--- START GIVEN DATA ---

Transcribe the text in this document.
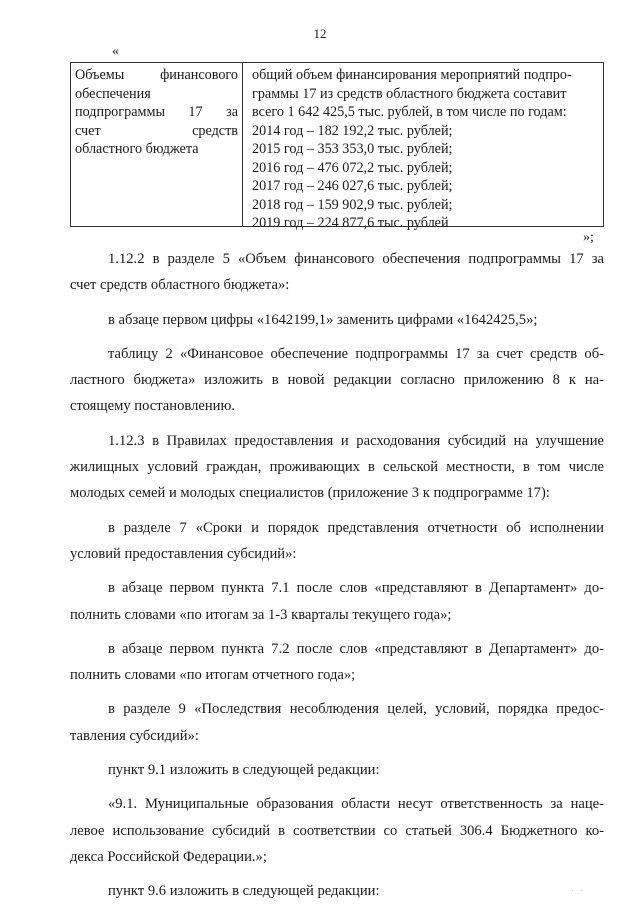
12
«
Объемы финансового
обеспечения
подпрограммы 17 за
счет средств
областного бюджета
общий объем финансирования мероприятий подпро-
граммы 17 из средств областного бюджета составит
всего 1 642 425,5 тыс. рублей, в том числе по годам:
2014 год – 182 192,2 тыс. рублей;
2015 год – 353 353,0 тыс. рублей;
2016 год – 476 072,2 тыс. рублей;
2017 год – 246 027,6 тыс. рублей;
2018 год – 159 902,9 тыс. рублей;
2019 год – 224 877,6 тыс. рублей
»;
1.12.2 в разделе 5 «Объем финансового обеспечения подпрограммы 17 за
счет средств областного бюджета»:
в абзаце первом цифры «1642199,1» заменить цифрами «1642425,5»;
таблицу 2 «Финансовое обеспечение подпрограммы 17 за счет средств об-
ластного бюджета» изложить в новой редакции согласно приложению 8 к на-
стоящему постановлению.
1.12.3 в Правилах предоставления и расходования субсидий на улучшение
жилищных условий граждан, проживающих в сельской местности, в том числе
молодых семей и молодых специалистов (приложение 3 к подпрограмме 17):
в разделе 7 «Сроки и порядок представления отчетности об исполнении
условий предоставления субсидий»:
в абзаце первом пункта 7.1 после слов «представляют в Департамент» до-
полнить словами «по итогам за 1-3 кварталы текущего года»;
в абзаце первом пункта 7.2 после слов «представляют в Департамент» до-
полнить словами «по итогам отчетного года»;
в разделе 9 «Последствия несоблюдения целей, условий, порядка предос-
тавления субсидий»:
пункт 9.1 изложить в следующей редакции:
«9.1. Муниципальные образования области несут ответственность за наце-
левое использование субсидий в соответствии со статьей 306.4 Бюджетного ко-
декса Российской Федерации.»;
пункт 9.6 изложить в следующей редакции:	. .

--- END GIVEN DATA ---
--- START GIVEN DATA ---

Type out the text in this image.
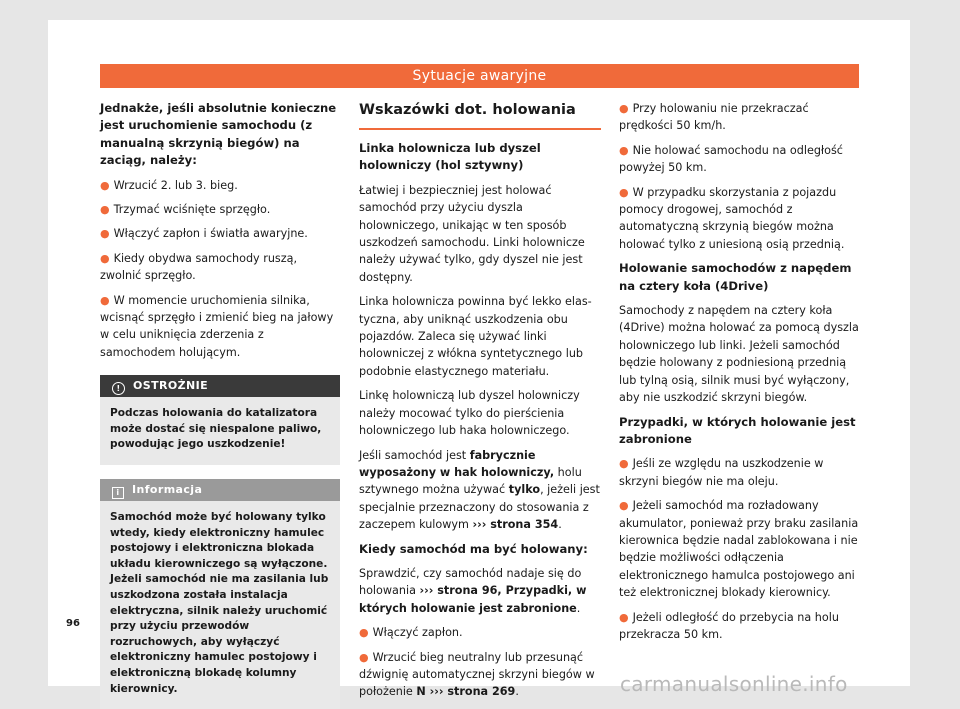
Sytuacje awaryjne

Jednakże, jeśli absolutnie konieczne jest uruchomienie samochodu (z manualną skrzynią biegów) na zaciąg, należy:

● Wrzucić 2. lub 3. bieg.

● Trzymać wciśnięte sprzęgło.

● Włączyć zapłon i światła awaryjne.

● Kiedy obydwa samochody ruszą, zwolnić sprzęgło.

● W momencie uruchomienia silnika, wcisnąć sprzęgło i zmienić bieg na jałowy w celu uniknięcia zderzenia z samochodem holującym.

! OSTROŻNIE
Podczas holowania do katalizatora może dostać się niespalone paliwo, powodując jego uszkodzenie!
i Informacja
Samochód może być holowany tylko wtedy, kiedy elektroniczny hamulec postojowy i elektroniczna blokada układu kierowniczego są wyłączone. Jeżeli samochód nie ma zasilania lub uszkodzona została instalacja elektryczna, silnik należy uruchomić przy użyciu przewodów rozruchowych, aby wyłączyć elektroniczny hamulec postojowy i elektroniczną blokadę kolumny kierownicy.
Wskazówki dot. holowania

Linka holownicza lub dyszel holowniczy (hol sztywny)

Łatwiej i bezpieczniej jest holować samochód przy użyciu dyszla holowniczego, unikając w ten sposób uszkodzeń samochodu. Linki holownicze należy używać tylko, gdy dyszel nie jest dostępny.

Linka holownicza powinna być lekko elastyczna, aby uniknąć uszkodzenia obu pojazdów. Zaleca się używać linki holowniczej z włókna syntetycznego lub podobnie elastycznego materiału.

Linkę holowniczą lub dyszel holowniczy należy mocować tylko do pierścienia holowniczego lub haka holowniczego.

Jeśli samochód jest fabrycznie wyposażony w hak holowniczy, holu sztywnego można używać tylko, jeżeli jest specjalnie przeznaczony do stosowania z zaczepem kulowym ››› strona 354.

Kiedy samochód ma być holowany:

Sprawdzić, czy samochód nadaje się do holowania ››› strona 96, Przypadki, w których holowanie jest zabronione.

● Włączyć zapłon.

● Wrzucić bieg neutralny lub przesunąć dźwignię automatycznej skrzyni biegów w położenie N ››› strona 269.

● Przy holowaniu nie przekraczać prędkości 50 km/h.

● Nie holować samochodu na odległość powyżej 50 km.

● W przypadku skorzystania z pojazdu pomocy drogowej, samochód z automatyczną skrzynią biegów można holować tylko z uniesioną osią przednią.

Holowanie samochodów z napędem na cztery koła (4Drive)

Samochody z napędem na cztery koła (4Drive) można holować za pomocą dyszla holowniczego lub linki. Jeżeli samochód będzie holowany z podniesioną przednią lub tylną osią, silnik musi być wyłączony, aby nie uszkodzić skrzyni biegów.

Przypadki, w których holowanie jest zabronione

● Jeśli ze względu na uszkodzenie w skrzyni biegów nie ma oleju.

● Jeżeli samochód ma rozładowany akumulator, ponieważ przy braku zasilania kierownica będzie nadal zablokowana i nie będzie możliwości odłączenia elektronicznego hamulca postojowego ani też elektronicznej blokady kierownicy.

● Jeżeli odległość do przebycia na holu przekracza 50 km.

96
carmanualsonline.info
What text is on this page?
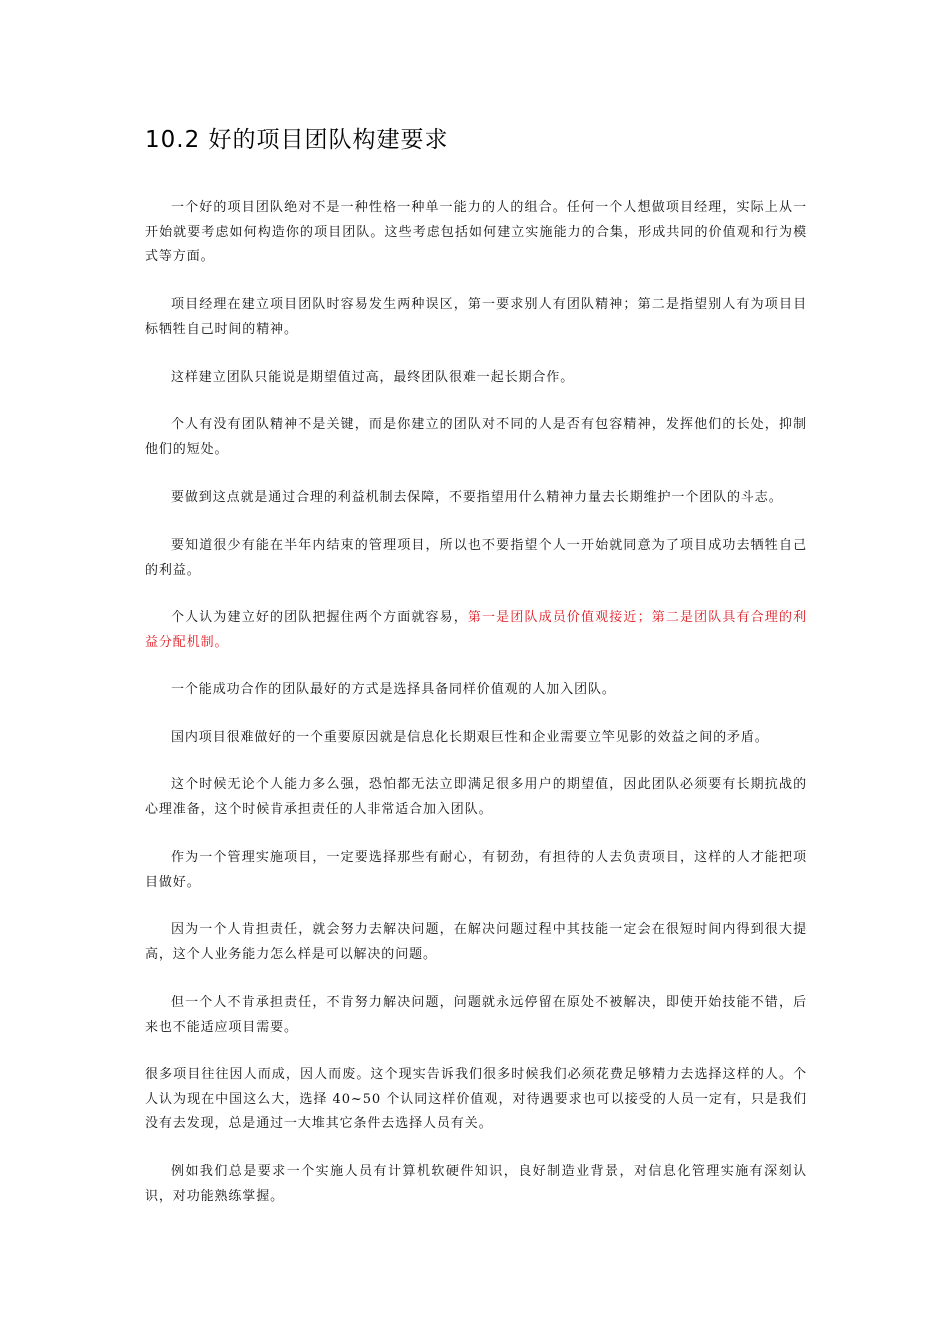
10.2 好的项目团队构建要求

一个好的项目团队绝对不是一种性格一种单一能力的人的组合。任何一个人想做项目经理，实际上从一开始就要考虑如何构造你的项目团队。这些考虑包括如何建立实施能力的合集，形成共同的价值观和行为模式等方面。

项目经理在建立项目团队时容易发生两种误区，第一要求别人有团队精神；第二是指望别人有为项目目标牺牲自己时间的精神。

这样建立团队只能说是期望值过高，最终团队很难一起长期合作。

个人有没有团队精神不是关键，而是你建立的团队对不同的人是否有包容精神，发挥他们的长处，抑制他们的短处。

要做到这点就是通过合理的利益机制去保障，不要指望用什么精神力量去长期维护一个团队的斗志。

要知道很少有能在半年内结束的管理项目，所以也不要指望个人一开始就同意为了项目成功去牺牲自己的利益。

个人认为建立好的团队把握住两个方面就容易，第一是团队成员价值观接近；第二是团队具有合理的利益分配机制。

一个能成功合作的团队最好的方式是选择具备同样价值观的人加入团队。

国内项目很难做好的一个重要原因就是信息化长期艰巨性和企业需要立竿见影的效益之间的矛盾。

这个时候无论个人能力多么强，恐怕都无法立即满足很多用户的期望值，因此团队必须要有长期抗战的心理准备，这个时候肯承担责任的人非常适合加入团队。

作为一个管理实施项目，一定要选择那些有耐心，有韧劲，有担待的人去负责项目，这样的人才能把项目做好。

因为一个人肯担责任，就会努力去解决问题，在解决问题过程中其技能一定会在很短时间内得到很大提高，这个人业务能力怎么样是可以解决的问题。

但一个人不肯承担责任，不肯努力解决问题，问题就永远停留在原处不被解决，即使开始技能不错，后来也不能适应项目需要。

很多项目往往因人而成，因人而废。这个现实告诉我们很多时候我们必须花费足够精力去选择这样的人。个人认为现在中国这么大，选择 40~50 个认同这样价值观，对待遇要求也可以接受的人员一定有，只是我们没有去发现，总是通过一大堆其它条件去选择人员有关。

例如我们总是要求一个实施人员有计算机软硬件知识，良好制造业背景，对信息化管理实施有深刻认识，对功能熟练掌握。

--- END GIVEN DATA ---

§ TASK STATEMENT: Reproduce every line of the listing above in which the string "zabronione" appears.

§ RESPONSE TO THIS TASK:
Sprawdzić, czy samochód nadaje się do holowania ››› strona 96, Przypadki, w których holowanie jest zabronione.
Przypadki, w których holowanie jest zabronione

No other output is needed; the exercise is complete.